== Your task ==
Determine how many lines of the entries contain "into". Reply with that number alone.

== Provided data ==
========

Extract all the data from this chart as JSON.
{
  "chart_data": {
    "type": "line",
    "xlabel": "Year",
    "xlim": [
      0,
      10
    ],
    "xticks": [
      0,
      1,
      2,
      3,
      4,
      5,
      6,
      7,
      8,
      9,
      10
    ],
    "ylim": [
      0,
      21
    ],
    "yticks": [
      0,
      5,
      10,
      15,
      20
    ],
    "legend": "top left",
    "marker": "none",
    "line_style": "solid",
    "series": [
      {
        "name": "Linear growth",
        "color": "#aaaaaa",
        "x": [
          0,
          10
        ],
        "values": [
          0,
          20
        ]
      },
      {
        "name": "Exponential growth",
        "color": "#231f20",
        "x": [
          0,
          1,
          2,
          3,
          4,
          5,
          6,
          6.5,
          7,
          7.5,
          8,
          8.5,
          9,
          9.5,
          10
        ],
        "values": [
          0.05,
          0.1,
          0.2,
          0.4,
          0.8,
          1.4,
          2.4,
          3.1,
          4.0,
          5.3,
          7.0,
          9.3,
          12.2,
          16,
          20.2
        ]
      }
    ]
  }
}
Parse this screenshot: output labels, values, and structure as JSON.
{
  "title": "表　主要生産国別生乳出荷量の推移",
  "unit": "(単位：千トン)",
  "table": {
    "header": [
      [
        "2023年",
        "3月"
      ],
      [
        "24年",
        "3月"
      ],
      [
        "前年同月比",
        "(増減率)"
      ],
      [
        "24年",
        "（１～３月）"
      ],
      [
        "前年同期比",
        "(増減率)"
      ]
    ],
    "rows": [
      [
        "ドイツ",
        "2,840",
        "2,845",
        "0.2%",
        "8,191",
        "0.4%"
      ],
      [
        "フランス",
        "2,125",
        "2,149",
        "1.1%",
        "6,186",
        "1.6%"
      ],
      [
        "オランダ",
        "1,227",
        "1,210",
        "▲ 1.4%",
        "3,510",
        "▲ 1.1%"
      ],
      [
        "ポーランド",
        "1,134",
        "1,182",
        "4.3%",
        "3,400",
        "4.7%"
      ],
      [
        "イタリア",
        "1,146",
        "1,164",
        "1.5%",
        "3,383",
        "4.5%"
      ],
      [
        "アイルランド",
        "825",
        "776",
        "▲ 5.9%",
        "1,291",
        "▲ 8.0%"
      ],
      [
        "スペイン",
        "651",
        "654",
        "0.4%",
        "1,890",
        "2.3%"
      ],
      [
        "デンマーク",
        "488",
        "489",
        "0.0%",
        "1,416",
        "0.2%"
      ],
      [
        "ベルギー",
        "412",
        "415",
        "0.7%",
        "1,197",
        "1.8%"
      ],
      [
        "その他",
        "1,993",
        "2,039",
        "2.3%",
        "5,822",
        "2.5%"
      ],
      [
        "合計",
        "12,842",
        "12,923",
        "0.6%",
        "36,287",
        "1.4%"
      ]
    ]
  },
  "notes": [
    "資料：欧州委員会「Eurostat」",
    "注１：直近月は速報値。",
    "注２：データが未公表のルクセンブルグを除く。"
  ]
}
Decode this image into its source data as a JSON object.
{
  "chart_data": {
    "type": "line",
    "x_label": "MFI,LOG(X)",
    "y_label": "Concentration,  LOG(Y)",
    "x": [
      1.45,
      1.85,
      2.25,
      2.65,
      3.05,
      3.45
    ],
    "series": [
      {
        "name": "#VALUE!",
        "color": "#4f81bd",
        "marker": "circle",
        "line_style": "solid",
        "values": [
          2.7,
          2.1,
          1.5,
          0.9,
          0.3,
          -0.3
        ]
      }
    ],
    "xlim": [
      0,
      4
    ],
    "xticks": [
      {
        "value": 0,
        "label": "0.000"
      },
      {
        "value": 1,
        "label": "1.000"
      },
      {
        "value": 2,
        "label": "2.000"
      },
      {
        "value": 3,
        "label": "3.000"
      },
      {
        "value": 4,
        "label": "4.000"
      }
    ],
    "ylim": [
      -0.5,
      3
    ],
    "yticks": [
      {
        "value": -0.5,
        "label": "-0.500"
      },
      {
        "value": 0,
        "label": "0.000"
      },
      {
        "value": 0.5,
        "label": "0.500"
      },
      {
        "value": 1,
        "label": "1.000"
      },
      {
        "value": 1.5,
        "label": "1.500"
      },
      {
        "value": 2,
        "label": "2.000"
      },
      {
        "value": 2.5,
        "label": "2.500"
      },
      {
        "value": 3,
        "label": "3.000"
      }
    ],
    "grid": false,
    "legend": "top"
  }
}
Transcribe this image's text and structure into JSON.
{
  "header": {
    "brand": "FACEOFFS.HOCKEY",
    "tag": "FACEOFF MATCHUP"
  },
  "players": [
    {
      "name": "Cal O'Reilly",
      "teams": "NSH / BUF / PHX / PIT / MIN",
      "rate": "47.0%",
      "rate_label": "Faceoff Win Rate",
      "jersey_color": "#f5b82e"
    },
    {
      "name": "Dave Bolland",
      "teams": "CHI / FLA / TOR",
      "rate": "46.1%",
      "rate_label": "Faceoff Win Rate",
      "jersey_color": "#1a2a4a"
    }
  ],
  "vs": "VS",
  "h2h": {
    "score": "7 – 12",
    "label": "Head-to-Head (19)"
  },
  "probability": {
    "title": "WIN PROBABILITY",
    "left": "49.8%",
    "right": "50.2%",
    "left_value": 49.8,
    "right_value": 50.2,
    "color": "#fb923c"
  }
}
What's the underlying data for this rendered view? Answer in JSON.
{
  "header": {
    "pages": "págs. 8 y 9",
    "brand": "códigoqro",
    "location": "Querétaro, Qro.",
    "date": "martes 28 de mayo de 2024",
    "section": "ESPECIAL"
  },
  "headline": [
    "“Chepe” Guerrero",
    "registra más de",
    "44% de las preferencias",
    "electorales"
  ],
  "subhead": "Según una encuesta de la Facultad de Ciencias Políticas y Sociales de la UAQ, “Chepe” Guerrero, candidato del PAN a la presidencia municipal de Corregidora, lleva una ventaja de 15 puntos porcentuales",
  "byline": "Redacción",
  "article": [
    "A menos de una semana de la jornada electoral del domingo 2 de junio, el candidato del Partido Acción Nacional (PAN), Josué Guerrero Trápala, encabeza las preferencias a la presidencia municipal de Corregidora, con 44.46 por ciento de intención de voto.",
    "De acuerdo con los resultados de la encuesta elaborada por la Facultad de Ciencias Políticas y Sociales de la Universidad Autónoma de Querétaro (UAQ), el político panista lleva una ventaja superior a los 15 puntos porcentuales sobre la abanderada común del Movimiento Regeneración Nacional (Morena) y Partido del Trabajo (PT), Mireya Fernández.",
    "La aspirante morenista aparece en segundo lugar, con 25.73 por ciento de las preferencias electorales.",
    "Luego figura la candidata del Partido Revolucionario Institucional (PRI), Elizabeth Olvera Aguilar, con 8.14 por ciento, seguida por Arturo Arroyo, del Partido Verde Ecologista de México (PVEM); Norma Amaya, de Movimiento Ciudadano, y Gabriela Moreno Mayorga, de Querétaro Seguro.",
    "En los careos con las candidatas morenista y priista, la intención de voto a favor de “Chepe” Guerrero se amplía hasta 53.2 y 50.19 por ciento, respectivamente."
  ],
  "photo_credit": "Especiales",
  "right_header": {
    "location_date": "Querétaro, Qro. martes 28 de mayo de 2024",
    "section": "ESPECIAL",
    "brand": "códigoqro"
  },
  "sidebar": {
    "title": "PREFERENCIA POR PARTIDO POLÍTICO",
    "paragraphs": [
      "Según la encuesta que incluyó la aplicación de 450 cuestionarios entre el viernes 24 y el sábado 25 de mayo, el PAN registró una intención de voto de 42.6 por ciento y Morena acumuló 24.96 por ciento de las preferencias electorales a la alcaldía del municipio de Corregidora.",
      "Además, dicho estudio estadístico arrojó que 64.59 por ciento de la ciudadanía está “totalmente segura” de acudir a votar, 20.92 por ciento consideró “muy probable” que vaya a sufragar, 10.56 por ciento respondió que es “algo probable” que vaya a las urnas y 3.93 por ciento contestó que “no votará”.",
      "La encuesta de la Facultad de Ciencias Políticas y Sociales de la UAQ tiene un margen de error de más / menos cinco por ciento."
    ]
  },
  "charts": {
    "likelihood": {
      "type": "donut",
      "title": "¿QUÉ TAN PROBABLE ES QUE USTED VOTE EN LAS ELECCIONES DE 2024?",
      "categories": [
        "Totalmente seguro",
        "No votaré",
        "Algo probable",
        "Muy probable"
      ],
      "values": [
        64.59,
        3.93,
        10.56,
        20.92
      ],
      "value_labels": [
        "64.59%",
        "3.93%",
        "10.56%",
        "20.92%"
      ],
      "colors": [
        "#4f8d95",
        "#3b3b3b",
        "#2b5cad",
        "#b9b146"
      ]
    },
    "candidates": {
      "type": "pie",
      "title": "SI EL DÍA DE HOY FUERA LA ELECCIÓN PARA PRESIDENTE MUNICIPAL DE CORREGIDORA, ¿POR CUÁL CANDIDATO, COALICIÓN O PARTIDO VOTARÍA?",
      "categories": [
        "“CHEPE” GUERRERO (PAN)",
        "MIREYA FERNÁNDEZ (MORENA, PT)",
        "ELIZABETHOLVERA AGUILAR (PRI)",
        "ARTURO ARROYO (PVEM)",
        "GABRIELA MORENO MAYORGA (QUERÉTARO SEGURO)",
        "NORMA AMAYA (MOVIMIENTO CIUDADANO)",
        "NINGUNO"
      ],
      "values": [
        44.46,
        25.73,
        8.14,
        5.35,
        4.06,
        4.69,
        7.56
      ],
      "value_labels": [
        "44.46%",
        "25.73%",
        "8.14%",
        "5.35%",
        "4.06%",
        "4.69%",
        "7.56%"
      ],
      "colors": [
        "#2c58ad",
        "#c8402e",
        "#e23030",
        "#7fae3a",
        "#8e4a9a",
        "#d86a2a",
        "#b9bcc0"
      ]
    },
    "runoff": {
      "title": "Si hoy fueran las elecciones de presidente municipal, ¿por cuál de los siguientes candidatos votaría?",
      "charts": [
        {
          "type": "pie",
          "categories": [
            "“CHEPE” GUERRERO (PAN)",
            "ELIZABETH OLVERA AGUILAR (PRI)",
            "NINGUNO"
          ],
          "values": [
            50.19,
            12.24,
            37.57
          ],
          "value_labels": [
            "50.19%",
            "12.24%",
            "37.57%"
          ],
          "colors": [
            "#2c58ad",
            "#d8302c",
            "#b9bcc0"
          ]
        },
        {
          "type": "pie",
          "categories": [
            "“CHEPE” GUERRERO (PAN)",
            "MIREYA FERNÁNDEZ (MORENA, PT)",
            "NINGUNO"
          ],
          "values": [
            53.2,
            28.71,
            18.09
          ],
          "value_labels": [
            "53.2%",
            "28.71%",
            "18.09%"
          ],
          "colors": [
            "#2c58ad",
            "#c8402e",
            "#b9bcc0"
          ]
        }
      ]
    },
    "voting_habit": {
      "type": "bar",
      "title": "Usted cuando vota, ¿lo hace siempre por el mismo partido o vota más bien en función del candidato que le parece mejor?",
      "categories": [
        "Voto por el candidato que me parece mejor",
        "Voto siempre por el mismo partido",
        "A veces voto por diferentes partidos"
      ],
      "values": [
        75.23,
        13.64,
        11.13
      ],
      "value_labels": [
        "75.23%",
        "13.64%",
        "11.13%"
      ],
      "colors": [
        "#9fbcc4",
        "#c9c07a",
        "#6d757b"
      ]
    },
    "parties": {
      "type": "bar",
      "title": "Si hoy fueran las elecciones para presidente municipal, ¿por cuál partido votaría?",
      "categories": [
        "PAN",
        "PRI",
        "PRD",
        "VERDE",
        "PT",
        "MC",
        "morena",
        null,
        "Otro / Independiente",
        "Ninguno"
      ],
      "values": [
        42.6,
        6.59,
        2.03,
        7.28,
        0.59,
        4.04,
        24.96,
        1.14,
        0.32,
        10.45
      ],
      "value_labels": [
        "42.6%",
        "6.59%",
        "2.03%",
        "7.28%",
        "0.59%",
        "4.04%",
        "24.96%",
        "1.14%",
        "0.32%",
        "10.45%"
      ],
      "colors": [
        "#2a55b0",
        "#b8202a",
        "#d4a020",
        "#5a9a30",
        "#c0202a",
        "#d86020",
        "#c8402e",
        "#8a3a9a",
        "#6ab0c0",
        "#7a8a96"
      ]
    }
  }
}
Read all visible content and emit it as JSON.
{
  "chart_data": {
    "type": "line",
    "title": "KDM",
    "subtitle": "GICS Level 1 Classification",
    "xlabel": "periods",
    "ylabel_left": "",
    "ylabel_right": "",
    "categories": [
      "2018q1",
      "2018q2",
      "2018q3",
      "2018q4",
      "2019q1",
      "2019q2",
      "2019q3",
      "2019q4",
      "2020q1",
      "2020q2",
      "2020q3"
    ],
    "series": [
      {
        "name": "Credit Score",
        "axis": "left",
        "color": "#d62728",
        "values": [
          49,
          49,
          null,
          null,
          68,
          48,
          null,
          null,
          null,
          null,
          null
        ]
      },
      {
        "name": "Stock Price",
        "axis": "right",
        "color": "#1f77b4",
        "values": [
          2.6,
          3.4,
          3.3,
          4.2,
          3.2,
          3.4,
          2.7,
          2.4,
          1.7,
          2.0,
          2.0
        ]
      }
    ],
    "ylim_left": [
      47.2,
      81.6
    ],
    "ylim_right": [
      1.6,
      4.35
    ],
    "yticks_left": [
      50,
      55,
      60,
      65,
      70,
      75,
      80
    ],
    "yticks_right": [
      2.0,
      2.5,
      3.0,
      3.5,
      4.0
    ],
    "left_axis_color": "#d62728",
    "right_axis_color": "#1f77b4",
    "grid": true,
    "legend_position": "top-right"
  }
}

========

== Worked solution ==
2